_ACTIVITY:_ Each line of the listing that includes "titration" should be reported.

_MATERIAL FOR THIS EXERCISE:_
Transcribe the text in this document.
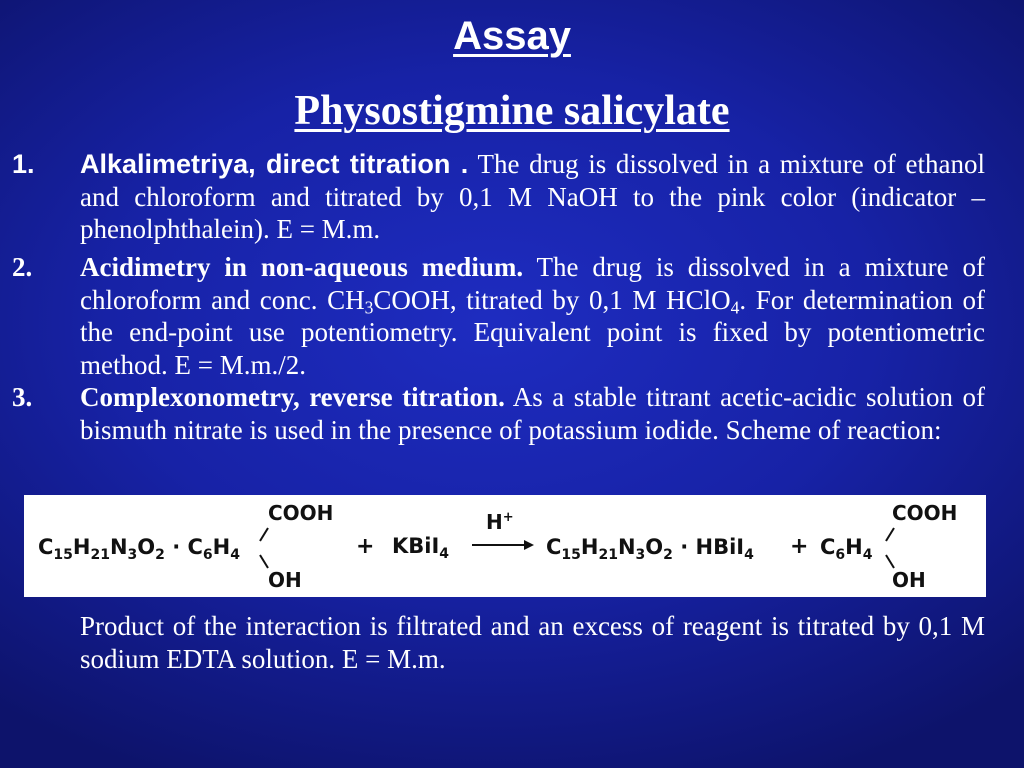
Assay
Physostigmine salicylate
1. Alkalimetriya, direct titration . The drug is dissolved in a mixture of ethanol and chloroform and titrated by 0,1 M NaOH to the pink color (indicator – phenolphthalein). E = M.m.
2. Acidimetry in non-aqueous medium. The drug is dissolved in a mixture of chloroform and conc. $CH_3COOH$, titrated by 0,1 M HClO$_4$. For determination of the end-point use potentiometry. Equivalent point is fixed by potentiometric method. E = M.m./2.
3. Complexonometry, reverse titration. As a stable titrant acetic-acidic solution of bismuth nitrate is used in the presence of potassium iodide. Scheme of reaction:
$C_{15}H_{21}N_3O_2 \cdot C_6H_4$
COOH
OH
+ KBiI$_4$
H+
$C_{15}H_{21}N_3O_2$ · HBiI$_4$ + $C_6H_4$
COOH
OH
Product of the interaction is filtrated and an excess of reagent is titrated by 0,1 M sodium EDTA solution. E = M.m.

_PROBLEM SOLUTION:_
1. Alkalimetriya, direct titration . The drug is dissolved in a mixture of ethanol and chloroform and titrated by 0,1 M NaOH to the pink color (indicator – phenolphthalein). E = M.m.
3. Complexonometry, reverse titration. As a stable titrant acetic-acidic solution of bismuth nitrate is used in the presence of potassium iodide. Scheme of reaction:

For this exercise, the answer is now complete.